--- Begin ---

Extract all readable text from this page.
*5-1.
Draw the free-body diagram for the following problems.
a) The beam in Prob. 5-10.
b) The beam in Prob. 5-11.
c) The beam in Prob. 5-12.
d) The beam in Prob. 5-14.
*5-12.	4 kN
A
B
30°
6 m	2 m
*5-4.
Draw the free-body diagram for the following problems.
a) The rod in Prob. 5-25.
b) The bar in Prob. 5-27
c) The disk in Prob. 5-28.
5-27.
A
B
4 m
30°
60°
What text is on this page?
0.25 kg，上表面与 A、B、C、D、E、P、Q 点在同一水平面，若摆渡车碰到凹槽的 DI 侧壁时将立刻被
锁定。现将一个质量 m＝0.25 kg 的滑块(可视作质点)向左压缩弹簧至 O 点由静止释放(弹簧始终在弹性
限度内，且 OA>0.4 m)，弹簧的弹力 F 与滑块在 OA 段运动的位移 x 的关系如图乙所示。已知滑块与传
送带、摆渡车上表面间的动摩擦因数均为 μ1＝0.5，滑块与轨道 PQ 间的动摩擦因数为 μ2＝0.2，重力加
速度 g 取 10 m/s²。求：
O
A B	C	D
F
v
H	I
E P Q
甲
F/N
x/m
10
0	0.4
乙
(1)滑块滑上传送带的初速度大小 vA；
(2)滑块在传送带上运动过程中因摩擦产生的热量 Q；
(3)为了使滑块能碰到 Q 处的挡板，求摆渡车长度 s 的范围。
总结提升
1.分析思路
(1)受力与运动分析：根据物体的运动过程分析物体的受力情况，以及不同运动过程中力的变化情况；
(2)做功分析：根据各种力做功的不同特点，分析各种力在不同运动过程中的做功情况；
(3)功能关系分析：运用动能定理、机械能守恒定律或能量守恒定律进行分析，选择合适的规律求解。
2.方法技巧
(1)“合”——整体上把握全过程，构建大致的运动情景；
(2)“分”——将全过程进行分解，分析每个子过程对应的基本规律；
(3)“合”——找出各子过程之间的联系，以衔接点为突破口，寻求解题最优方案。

--- End ---

▶ THE PROBLEM
Each entry is to be returned in full, character for character.

▶ RESPONSE BELOW
Extract all readable text from this page.
*5-1.
Draw the free-body diagram for the following problems.
a) The beam in Prob. 5-10.
b) The beam in Prob. 5-11.
c) The beam in Prob. 5-12.
d) The beam in Prob. 5-14.
*5-12.	4 kN
A
B
30°
6 m	2 m
*5-4.
Draw the free-body diagram for the following problems.
a) The rod in Prob. 5-25.
b) The bar in Prob. 5-27
c) The disk in Prob. 5-28.
5-27.
A
B
4 m
30°
60°
What text is on this page?
0.25 kg，上表面与 A、B、C、D、E、P、Q 点在同一水平面，若摆渡车碰到凹槽的 DI 侧壁时将立刻被
锁定。现将一个质量 m＝0.25 kg 的滑块(可视作质点)向左压缩弹簧至 O 点由静止释放(弹簧始终在弹性
限度内，且 OA>0.4 m)，弹簧的弹力 F 与滑块在 OA 段运动的位移 x 的关系如图乙所示。已知滑块与传
送带、摆渡车上表面间的动摩擦因数均为 μ1＝0.5，滑块与轨道 PQ 间的动摩擦因数为 μ2＝0.2，重力加
速度 g 取 10 m/s²。求：
O
A B	C	D
F
v
H	I
E P Q
甲
F/N
x/m
10
0	0.4
乙
(1)滑块滑上传送带的初速度大小 vA；
(2)滑块在传送带上运动过程中因摩擦产生的热量 Q；
(3)为了使滑块能碰到 Q 处的挡板，求摆渡车长度 s 的范围。
总结提升
1.分析思路
(1)受力与运动分析：根据物体的运动过程分析物体的受力情况，以及不同运动过程中力的变化情况；
(2)做功分析：根据各种力做功的不同特点，分析各种力在不同运动过程中的做功情况；
(3)功能关系分析：运用动能定理、机械能守恒定律或能量守恒定律进行分析，选择合适的规律求解。
2.方法技巧
(1)“合”——整体上把握全过程，构建大致的运动情景；
(2)“分”——将全过程进行分解，分析每个子过程对应的基本规律；
(3)“合”——找出各子过程之间的联系，以衔接点为突破口，寻求解题最优方案。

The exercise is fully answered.